**** Input for this task ****

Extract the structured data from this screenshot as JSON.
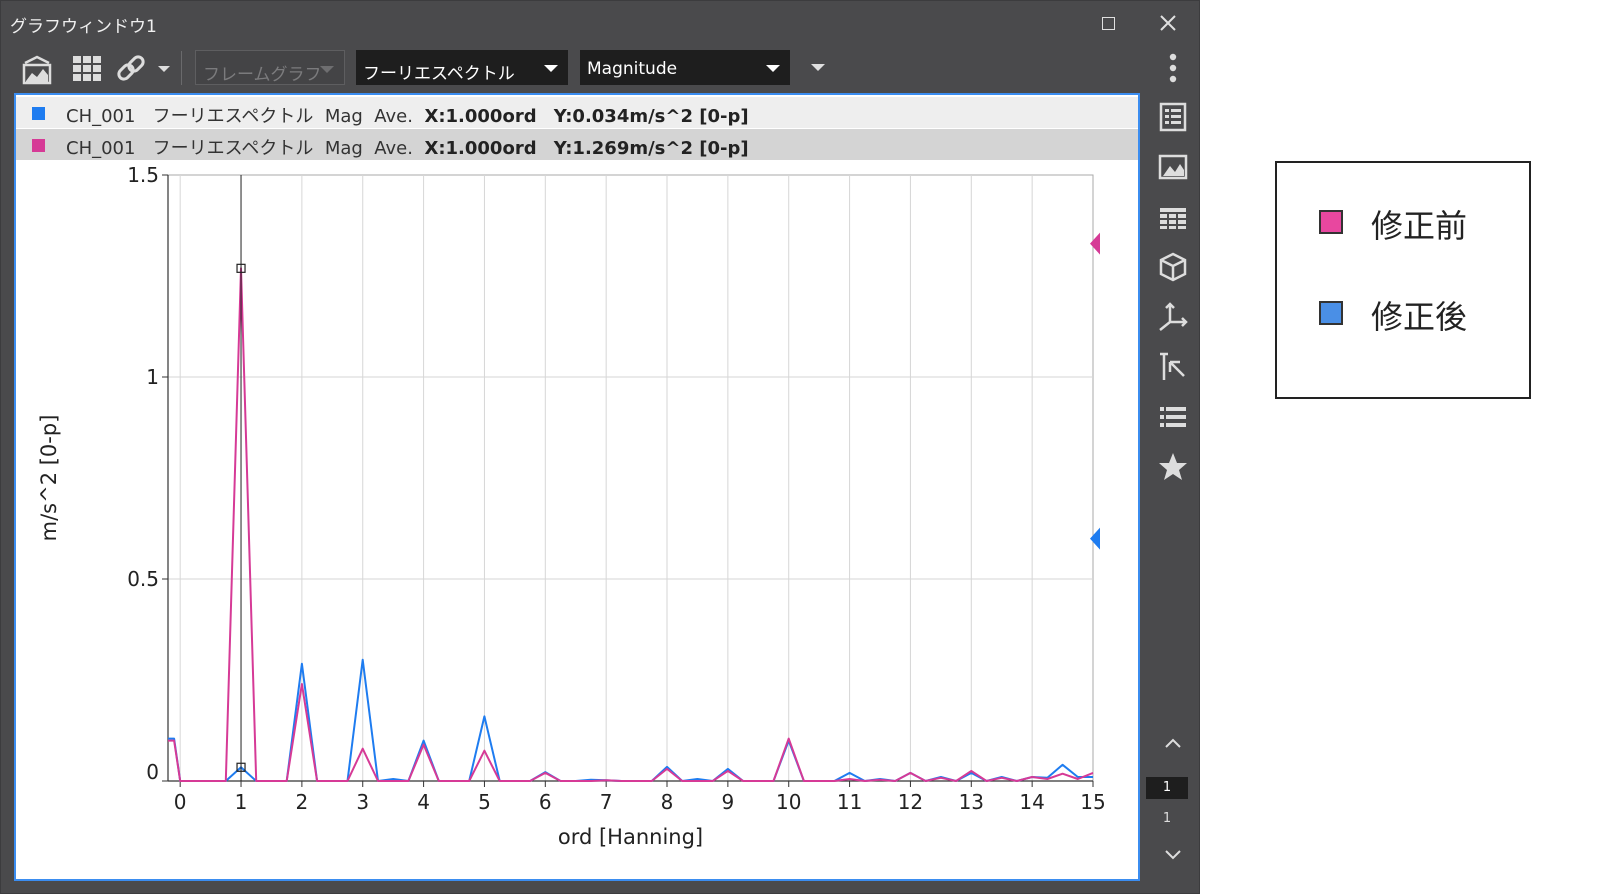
{
  "window": {
    "title": "グラフウィンドウ1"
  },
  "toolbar": {
    "frame_graph": "フレームグラフ",
    "spectrum_type": "フーリエスペクトル",
    "display_mode": "Magnitude"
  },
  "cursor_info": [
    {
      "channel": "CH_001",
      "type": "フーリエスペクトル",
      "stat": "Mag  Ave.",
      "x": "X:1.000ord",
      "y": "Y:0.034m/s^2 [0-p]",
      "color": "#1e7cf0"
    },
    {
      "channel": "CH_001",
      "type": "フーリエスペクトル",
      "stat": "Mag  Ave.",
      "x": "X:1.000ord",
      "y": "Y:1.269m/s^2 [0-p]",
      "color": "#d63a96"
    }
  ],
  "pager": {
    "current": "1",
    "total": "1"
  },
  "legend": {
    "items": [
      {
        "label": "修正前",
        "color": "#e8479f"
      },
      {
        "label": "修正後",
        "color": "#4a8fe6"
      }
    ]
  },
  "chart_data": {
    "type": "line",
    "xlabel": "ord [Hanning]",
    "ylabel": "m/s^2 [0-p]",
    "xlim": [
      -0.2,
      15
    ],
    "ylim": [
      0,
      1.5
    ],
    "x_ticks": [
      "0",
      "1",
      "2",
      "3",
      "4",
      "5",
      "6",
      "7",
      "8",
      "9",
      "10",
      "11",
      "12",
      "13",
      "14",
      "15"
    ],
    "y_ticks": [
      {
        "v": 0,
        "t": "0"
      },
      {
        "v": 0.5,
        "t": "0.5"
      },
      {
        "v": 1,
        "t": "1"
      },
      {
        "v": 1.5,
        "t": "1.5"
      }
    ],
    "cursor_x": 1.0,
    "grid": true,
    "series": [
      {
        "color": "#1e7cf0",
        "x": [
          -0.2,
          -0.1,
          0,
          0.5,
          0.75,
          1,
          1.25,
          1.5,
          1.75,
          2,
          2.25,
          2.5,
          2.75,
          3,
          3.25,
          3.5,
          3.75,
          4,
          4.25,
          4.5,
          4.75,
          5,
          5.25,
          5.5,
          5.75,
          6,
          6.25,
          6.5,
          6.75,
          7,
          7.25,
          7.5,
          7.75,
          8,
          8.25,
          8.5,
          8.75,
          9,
          9.25,
          9.5,
          9.75,
          10,
          10.25,
          10.5,
          10.75,
          11,
          11.25,
          11.5,
          11.75,
          12,
          12.25,
          12.5,
          12.75,
          13,
          13.25,
          13.5,
          13.75,
          14,
          14.25,
          14.5,
          14.75,
          15
        ],
        "y": [
          0.105,
          0.105,
          0,
          0,
          0,
          0.034,
          0,
          0,
          0,
          0.29,
          0,
          0,
          0,
          0.3,
          0,
          0.005,
          0,
          0.1,
          0,
          0,
          0,
          0.16,
          0,
          0,
          0,
          0.022,
          0,
          0,
          0.003,
          0.002,
          0,
          0,
          0,
          0.035,
          0,
          0.005,
          0,
          0.03,
          0,
          0,
          0,
          0.1,
          0,
          0,
          0,
          0.02,
          0,
          0.005,
          0,
          0.02,
          0,
          0.01,
          0,
          0.02,
          0,
          0.01,
          0,
          0.01,
          0.008,
          0.04,
          0.01,
          0.01
        ]
      },
      {
        "color": "#d63a96",
        "x": [
          -0.2,
          -0.1,
          0,
          0.5,
          0.75,
          1,
          1.25,
          1.5,
          1.75,
          2,
          2.25,
          2.5,
          2.75,
          3,
          3.25,
          3.5,
          3.75,
          4,
          4.25,
          4.5,
          4.75,
          5,
          5.25,
          5.5,
          5.75,
          6,
          6.25,
          6.5,
          6.75,
          7,
          7.25,
          7.5,
          7.75,
          8,
          8.25,
          8.5,
          8.75,
          9,
          9.25,
          9.5,
          9.75,
          10,
          10.25,
          10.5,
          10.75,
          11,
          11.25,
          11.5,
          11.75,
          12,
          12.25,
          12.5,
          12.75,
          13,
          13.25,
          13.5,
          13.75,
          14,
          14.25,
          14.5,
          14.75,
          15
        ],
        "y": [
          0.1,
          0.1,
          0,
          0,
          0,
          1.269,
          0,
          0,
          0,
          0.24,
          0,
          0,
          0,
          0.08,
          0,
          0,
          0,
          0.09,
          0,
          0,
          0,
          0.075,
          0,
          0,
          0,
          0.02,
          0,
          0,
          0,
          0.002,
          0,
          0,
          0,
          0.03,
          0,
          0,
          0,
          0.025,
          0,
          0,
          0,
          0.105,
          0,
          0,
          0,
          0.005,
          0,
          0.003,
          0,
          0.02,
          0,
          0.008,
          0,
          0.025,
          0,
          0.008,
          0,
          0.01,
          0.005,
          0.018,
          0.005,
          0.02
        ]
      }
    ]
  }
}
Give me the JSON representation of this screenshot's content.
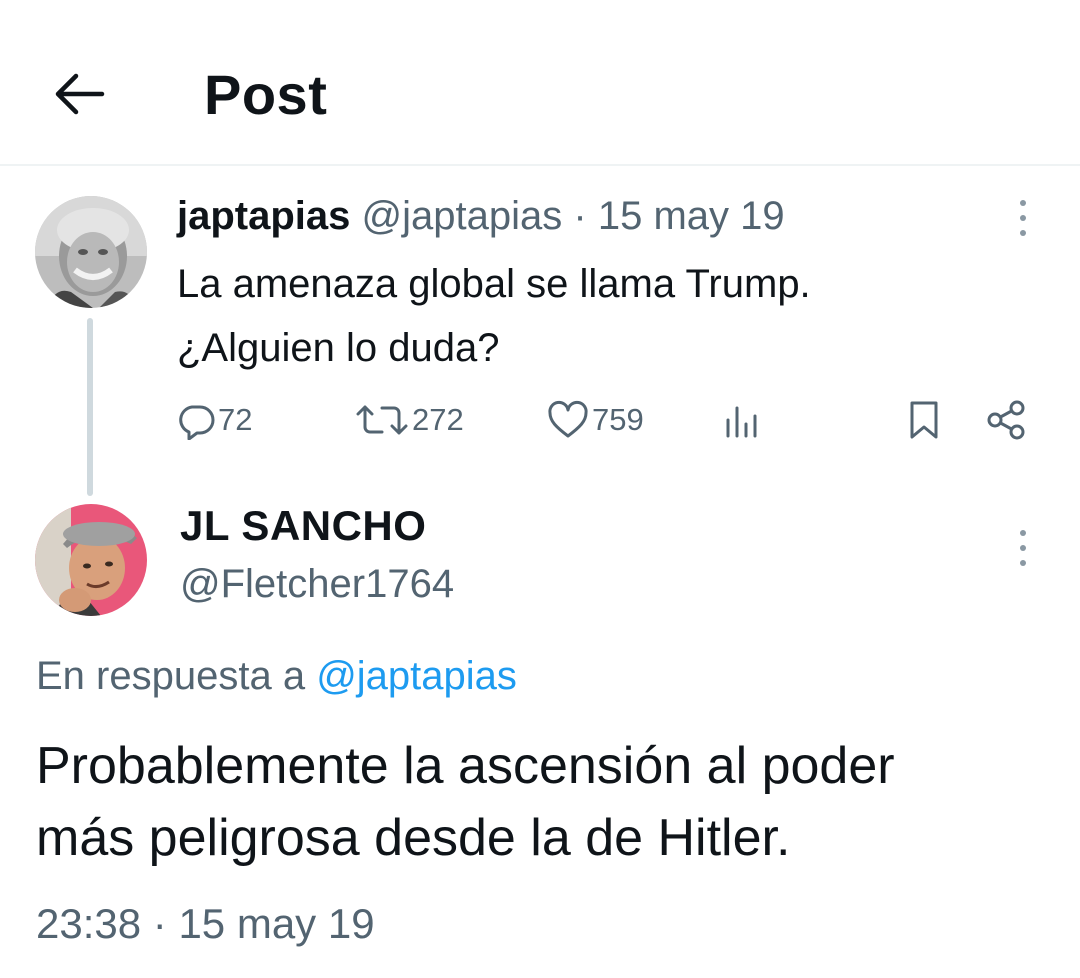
{
  "header": {
    "title": "Post",
    "back_icon": "arrow-left-icon"
  },
  "original_post": {
    "display_name": "japtapias",
    "handle": "@japtapias",
    "separator": "·",
    "date": "15 may 19",
    "text_line_1": "La amenaza global se llama Trump.",
    "text_line_2": "¿Alguien lo duda?",
    "stats": {
      "replies": "72",
      "reposts": "272",
      "likes": "759"
    }
  },
  "reply_post": {
    "display_name": "JL SANCHO",
    "handle": "@Fletcher1764",
    "reply_prefix": "En respuesta a",
    "reply_mention": "@japtapias",
    "text_line_1": "Probablemente la ascensión al poder",
    "text_line_2": "más peligrosa desde la de Hitler.",
    "time": "23:38",
    "separator": "·",
    "date": "15 may 19"
  },
  "colors": {
    "text_primary": "#0f1419",
    "text_secondary": "#536471",
    "accent": "#1d9bf0",
    "divider": "#eff3f4",
    "thread_line": "#cfd9de"
  }
}
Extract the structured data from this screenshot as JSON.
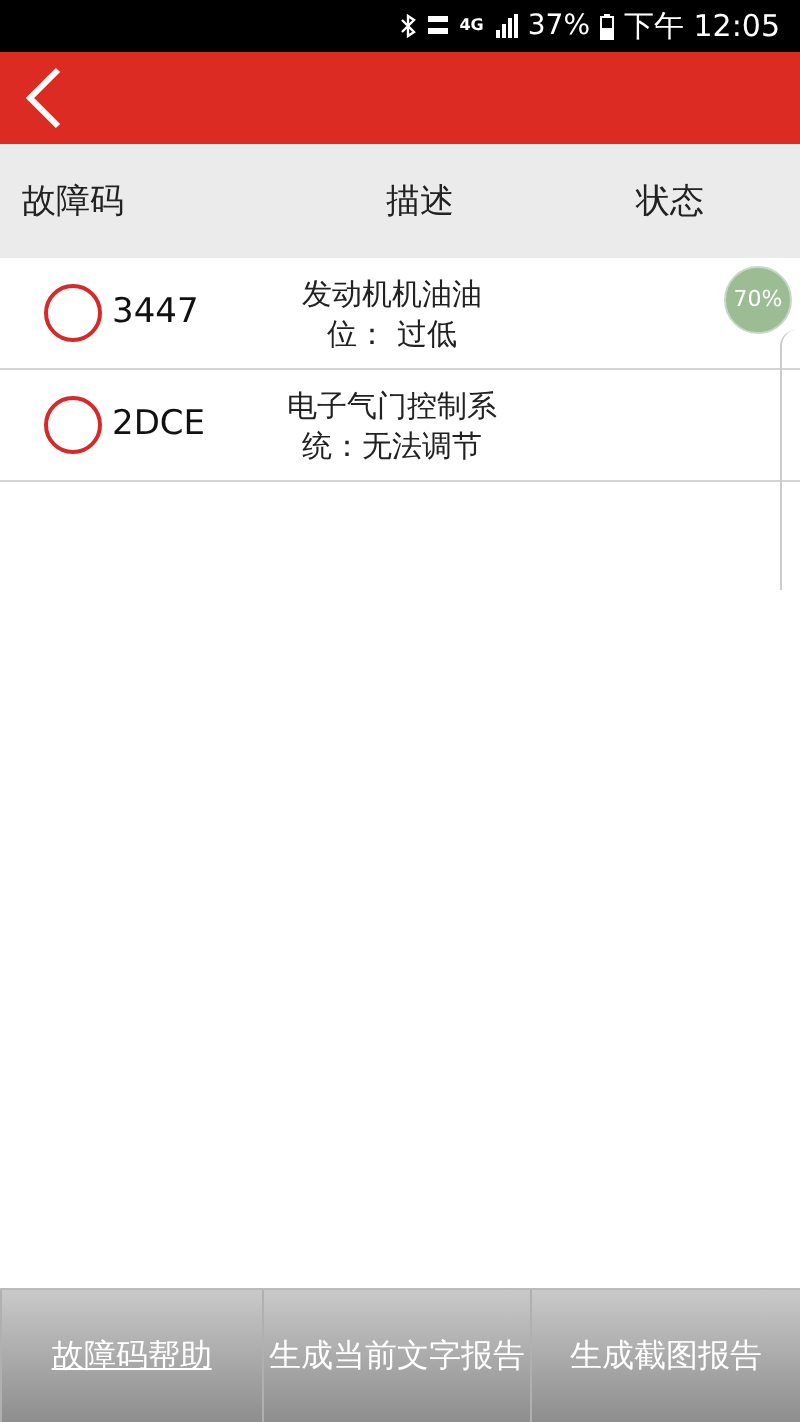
{
  "status_bar": {
    "battery": "37%",
    "time": "下午 12:05",
    "network": "4G"
  },
  "columns": [
    "故障码",
    "描述",
    "状态"
  ],
  "rows": [
    {
      "code": "3447",
      "description": [
        "发动机机油油",
        "位： 过低"
      ],
      "selected": false
    },
    {
      "code": "2DCE",
      "description": [
        "电子气门控制系",
        "统：无法调节"
      ],
      "selected": false
    }
  ],
  "progress": "70%",
  "buttons": [
    {
      "label": "故障码帮助",
      "kind": "link"
    },
    {
      "label": "生成当前文字报告",
      "kind": "plain"
    },
    {
      "label": "生成截图报告",
      "kind": "plain"
    }
  ]
}
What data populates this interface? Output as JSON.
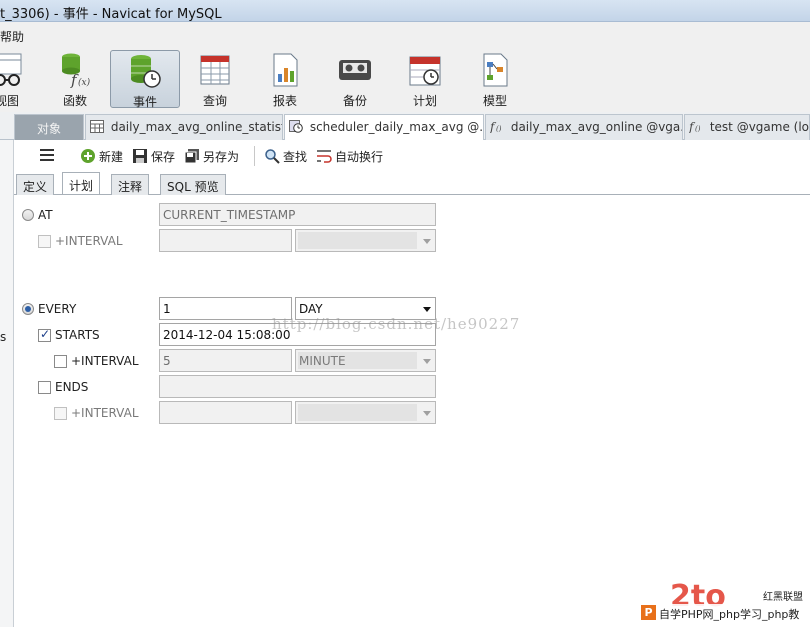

****

Work instructions: The lines to repeat run from the line containing "Give me the" through the last line of the material above; give them exactly, without the pictures.

Answer to the problem:
Give me the JSON representation of this screenshot's content.
{
  "header": {
    "title": "Post",
    "back_icon": "arrow-left-icon"
  },
  "original_post": {
    "display_name": "japtapias",
    "handle": "@japtapias",
    "separator": "·",
    "date": "15 may 19",
    "text_line_1": "La amenaza global se llama Trump.",
    "text_line_2": "¿Alguien lo duda?",
    "stats": {
      "replies": "72",
      "reposts": "272",
      "likes": "759"
    }
  },
  "reply_post": {
    "display_name": "JL SANCHO",
    "handle": "@Fletcher1764",
    "reply_prefix": "En respuesta a",
    "reply_mention": "@japtapias",
    "text_line_1": "Probablemente la ascensión al poder",
    "text_line_2": "más peligrosa desde la de Hitler.",
    "time": "23:38",
    "separator": "·",
    "date": "15 may 19"
  },
  "colors": {
    "text_primary": "#0f1419",
    "text_secondary": "#536471",
    "accent": "#1d9bf0",
    "divider": "#eff3f4",
    "thread_line": "#cfd9de"
  }
}
Extract the structured data from this screenshot as JSON.
{
  "status_bar": {
    "battery": "37%",
    "time": "下午 12:05",
    "network": "4G"
  },
  "columns": [
    "故障码",
    "描述",
    "状态"
  ],
  "rows": [
    {
      "code": "3447",
      "description": [
        "发动机机油油",
        "位： 过低"
      ],
      "selected": false
    },
    {
      "code": "2DCE",
      "description": [
        "电子气门控制系",
        "统：无法调节"
      ],
      "selected": false
    }
  ],
  "progress": "70%",
  "buttons": [
    {
      "label": "故障码帮助",
      "kind": "link"
    },
    {
      "label": "生成当前文字报告",
      "kind": "plain"
    },
    {
      "label": "生成截图报告",
      "kind": "plain"
    }
  ]
}
What data populates this interface? Output as JSON.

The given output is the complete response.